--- Exercise directions ---
Only the lines holding "title" are wanted here; copy each from the listing.

--- Excerpted data ---

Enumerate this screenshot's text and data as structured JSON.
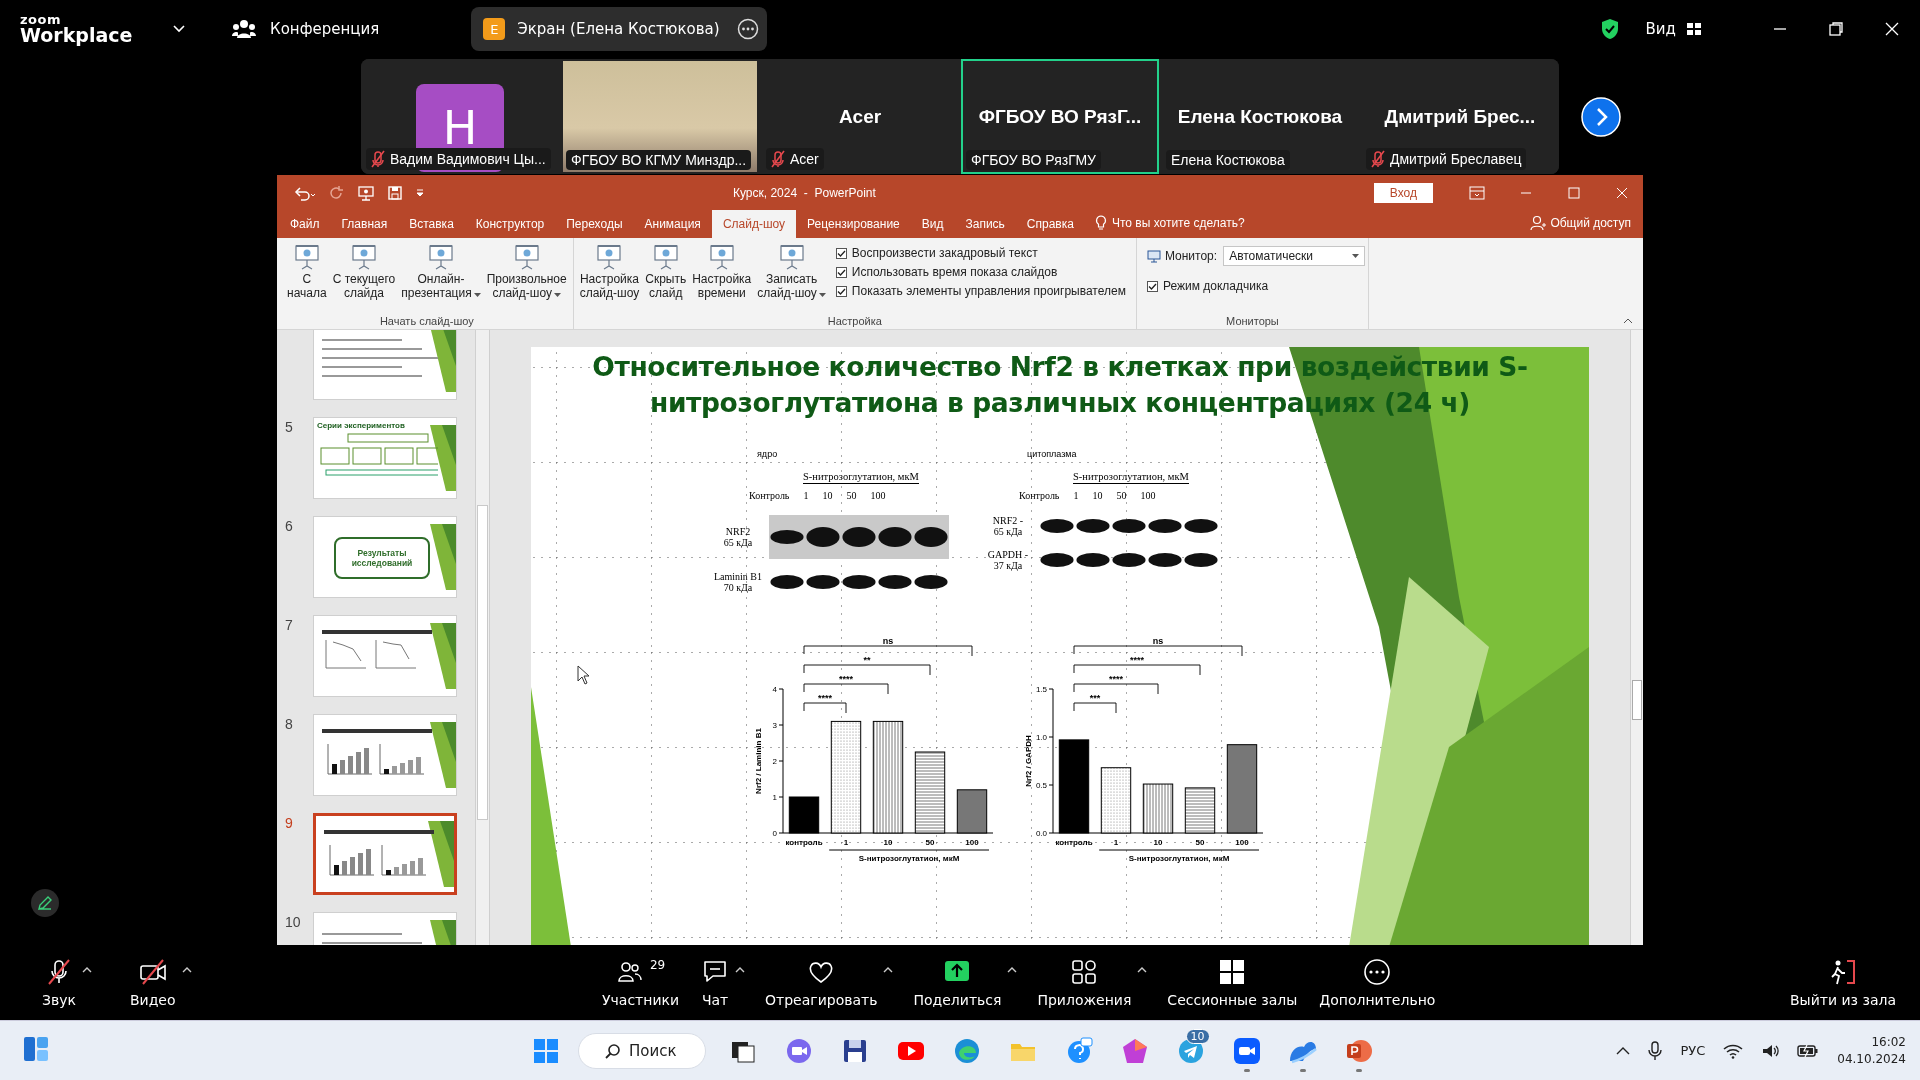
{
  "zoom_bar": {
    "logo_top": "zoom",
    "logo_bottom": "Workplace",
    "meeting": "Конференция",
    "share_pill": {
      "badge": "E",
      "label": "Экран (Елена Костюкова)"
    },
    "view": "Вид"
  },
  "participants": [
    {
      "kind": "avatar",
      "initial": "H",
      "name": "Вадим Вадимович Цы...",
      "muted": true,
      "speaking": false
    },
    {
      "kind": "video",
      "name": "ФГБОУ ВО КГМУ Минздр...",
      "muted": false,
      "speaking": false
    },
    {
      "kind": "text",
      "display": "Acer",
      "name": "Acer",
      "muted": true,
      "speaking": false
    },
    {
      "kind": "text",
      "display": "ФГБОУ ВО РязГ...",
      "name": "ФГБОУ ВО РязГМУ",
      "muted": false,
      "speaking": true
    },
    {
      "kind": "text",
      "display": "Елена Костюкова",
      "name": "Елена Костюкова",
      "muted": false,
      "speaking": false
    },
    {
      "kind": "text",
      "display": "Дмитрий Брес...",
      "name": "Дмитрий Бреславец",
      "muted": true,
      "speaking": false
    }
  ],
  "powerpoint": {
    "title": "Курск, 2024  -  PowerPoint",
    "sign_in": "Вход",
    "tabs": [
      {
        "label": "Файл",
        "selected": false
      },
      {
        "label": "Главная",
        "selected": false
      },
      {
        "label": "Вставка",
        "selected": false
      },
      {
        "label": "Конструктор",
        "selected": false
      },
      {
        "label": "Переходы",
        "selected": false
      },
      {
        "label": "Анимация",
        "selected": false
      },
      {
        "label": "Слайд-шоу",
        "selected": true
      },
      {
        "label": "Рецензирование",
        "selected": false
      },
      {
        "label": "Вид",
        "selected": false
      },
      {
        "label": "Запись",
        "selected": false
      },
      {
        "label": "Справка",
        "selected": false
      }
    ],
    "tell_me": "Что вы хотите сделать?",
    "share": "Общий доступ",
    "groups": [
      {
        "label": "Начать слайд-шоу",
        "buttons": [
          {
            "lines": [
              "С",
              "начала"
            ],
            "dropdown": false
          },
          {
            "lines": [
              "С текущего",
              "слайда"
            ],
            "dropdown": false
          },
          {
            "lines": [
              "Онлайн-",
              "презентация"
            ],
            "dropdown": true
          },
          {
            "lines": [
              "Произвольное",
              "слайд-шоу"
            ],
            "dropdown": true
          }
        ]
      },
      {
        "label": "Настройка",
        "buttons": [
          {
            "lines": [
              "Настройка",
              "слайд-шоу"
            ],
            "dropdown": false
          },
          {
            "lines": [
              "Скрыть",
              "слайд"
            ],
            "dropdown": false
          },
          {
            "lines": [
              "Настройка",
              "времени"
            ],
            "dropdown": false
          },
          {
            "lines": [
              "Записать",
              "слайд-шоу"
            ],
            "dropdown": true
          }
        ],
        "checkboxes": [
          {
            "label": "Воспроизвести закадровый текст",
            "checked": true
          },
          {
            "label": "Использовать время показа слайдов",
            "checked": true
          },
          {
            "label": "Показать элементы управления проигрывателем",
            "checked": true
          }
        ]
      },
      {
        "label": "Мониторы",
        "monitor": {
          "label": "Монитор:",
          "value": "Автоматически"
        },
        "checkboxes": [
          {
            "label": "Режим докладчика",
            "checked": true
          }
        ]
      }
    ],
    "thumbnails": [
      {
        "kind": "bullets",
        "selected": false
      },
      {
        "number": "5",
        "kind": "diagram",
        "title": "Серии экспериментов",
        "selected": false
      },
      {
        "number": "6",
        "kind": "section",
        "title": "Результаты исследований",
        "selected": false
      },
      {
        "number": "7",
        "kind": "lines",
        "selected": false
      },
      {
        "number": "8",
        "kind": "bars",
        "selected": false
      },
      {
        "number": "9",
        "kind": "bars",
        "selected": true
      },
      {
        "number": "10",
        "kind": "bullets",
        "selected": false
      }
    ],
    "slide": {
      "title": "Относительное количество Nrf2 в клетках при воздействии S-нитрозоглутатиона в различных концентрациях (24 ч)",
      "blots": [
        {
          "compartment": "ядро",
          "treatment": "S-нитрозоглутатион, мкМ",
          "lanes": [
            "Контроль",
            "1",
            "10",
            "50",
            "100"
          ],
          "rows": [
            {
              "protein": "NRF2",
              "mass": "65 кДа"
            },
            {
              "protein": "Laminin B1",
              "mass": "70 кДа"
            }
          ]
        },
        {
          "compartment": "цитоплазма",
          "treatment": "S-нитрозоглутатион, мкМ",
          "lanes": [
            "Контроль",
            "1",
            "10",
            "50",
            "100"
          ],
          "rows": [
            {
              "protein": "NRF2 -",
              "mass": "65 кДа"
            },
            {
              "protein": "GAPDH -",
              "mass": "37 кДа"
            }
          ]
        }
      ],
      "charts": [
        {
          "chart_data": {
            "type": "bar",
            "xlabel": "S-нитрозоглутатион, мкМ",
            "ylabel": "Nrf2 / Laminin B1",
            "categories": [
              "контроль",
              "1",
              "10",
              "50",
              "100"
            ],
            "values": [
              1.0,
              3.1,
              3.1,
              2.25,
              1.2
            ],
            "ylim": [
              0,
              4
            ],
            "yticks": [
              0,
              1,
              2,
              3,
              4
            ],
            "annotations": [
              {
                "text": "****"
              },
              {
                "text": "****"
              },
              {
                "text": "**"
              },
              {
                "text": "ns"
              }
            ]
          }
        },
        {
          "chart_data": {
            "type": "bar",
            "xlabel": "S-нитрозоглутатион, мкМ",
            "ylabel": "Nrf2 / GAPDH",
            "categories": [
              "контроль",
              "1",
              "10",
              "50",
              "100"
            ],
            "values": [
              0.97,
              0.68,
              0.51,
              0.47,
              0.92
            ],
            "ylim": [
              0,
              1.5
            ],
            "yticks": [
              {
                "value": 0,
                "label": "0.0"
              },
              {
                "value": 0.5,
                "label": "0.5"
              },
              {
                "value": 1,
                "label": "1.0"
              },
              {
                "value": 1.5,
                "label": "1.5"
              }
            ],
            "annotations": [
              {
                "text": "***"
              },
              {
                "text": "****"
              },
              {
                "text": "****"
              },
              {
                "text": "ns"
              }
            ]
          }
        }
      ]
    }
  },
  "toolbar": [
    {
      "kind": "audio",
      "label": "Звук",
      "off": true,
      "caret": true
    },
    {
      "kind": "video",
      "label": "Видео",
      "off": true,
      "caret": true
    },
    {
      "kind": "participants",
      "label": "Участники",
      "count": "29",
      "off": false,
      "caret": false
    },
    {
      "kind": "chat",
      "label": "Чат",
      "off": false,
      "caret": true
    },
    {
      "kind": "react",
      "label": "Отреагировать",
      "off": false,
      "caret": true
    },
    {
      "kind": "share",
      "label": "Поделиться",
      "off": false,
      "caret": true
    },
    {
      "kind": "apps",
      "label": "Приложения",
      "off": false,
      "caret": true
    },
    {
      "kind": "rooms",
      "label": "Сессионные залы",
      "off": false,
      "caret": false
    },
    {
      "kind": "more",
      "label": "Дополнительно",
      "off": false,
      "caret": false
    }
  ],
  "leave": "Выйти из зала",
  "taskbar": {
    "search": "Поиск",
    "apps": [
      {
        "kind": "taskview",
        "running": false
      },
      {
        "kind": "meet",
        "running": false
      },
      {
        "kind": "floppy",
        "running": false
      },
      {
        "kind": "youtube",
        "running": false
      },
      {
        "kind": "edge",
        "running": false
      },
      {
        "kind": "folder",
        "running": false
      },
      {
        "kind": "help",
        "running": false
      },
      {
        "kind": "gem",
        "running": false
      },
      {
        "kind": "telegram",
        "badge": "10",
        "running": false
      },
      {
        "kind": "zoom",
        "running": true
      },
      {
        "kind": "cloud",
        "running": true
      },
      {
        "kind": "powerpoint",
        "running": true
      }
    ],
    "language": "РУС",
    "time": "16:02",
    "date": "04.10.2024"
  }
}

--- Written solution ---
    "title": "Курск, 2024  -  PowerPoint",
        "title": "Серии экспериментов",
        "title": "Результаты исследований",
      "title": "Относительное количество Nrf2 в клетках при воздействии S-нитрозоглутатиона в различных концентрациях (24 ч)",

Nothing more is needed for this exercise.